Exercise directions:
Copy every line of the items below, changing nothing.

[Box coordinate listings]
# # # # # # #
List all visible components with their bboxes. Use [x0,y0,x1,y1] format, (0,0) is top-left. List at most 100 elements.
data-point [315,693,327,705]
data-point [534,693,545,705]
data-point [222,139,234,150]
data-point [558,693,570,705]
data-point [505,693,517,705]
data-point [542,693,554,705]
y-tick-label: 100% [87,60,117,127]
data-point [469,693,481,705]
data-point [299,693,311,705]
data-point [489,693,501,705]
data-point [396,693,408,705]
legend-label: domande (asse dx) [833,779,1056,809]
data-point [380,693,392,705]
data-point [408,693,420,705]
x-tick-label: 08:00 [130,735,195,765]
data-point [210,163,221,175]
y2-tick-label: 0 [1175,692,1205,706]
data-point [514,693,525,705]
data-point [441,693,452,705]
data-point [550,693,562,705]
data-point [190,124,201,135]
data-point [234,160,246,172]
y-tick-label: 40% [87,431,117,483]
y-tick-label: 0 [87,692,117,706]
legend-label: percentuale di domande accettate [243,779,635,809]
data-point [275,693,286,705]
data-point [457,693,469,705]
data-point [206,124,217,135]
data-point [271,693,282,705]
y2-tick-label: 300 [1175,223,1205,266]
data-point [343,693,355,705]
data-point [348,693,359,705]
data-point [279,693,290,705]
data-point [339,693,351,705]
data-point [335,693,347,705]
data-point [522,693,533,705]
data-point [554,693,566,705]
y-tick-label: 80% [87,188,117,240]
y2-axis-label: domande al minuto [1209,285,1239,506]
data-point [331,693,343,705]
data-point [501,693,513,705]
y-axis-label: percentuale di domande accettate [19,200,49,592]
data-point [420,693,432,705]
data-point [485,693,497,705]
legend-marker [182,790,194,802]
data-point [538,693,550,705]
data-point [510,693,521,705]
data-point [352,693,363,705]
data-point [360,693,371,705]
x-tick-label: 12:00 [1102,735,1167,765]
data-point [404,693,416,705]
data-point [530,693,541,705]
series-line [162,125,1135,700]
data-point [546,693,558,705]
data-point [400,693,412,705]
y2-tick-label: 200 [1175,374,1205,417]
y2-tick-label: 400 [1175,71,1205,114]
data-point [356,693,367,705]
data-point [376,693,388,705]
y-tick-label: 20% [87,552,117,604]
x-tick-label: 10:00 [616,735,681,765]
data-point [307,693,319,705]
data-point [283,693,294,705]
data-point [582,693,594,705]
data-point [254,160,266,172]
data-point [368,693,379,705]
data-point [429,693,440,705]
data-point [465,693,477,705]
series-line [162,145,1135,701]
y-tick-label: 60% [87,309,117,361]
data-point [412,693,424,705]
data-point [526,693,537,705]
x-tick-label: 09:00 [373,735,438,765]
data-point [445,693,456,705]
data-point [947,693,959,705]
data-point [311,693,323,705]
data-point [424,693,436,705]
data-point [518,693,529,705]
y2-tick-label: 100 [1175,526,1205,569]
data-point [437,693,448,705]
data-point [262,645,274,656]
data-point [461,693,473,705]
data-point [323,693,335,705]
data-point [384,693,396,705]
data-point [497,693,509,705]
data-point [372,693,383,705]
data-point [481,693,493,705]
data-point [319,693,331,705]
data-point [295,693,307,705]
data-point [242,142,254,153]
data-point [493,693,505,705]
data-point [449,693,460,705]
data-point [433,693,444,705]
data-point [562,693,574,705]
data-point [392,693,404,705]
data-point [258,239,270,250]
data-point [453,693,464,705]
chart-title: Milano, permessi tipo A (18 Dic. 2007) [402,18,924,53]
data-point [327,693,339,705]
# # # # # # #
Written reply:
List all visible components with their bboxes. Use [x0,y0,x1,y1] format, (0,0) is top-left. List at most 100 elements.
data-point [315,693,327,705]
data-point [534,693,545,705]
data-point [222,139,234,150]
data-point [558,693,570,705]
data-point [505,693,517,705]
data-point [542,693,554,705]
y-tick-label: 100% [87,60,117,127]
data-point [469,693,481,705]
data-point [299,693,311,705]
data-point [489,693,501,705]
data-point [396,693,408,705]
legend-label: domande (asse dx) [833,779,1056,809]
data-point [380,693,392,705]
data-point [408,693,420,705]
x-tick-label: 08:00 [130,735,195,765]
data-point [210,163,221,175]
y2-tick-label: 0 [1175,692,1205,706]
data-point [514,693,525,705]
data-point [441,693,452,705]
data-point [550,693,562,705]
data-point [190,124,201,135]
data-point [234,160,246,172]
y-tick-label: 40% [87,431,117,483]
y-tick-label: 0 [87,692,117,706]
legend-label: percentuale di domande accettate [243,779,635,809]
data-point [275,693,286,705]
data-point [457,693,469,705]
data-point [206,124,217,135]
data-point [271,693,282,705]
y2-tick-label: 300 [1175,223,1205,266]
data-point [343,693,355,705]
data-point [348,693,359,705]
data-point [279,693,290,705]
data-point [339,693,351,705]
data-point [335,693,347,705]
data-point [522,693,533,705]
data-point [554,693,566,705]
y-tick-label: 80% [87,188,117,240]
y2-axis-label: domande al minuto [1209,285,1239,506]
data-point [331,693,343,705]
data-point [501,693,513,705]
y-axis-label: percentuale di domande accettate [19,200,49,592]
data-point [420,693,432,705]
data-point [485,693,497,705]
legend-marker [182,790,194,802]
data-point [538,693,550,705]
data-point [510,693,521,705]
data-point [352,693,363,705]
data-point [360,693,371,705]
x-tick-label: 12:00 [1102,735,1167,765]
data-point [404,693,416,705]
data-point [530,693,541,705]
series-line [162,125,1135,700]
data-point [546,693,558,705]
data-point [400,693,412,705]
y2-tick-label: 200 [1175,374,1205,417]
y2-tick-label: 400 [1175,71,1205,114]
data-point [356,693,367,705]
data-point [376,693,388,705]
y-tick-label: 20% [87,552,117,604]
x-tick-label: 10:00 [616,735,681,765]
data-point [307,693,319,705]
data-point [283,693,294,705]
data-point [582,693,594,705]
data-point [254,160,266,172]
data-point [368,693,379,705]
data-point [429,693,440,705]
data-point [465,693,477,705]
series-line [162,145,1135,701]
y-tick-label: 60% [87,309,117,361]
data-point [412,693,424,705]
data-point [526,693,537,705]
x-tick-label: 09:00 [373,735,438,765]
data-point [445,693,456,705]
data-point [947,693,959,705]
data-point [311,693,323,705]
data-point [424,693,436,705]
data-point [518,693,529,705]
y2-tick-label: 100 [1175,526,1205,569]
data-point [437,693,448,705]
data-point [262,645,274,656]
data-point [461,693,473,705]
data-point [323,693,335,705]
data-point [384,693,396,705]
data-point [497,693,509,705]
data-point [372,693,383,705]
data-point [481,693,493,705]
data-point [319,693,331,705]
data-point [295,693,307,705]
data-point [242,142,254,153]
data-point [493,693,505,705]
data-point [449,693,460,705]
data-point [433,693,444,705]
data-point [562,693,574,705]
data-point [392,693,404,705]
data-point [258,239,270,250]
data-point [453,693,464,705]
chart-title: Milano, permessi tipo A (18 Dic. 2007) [402,18,924,53]
data-point [327,693,339,705]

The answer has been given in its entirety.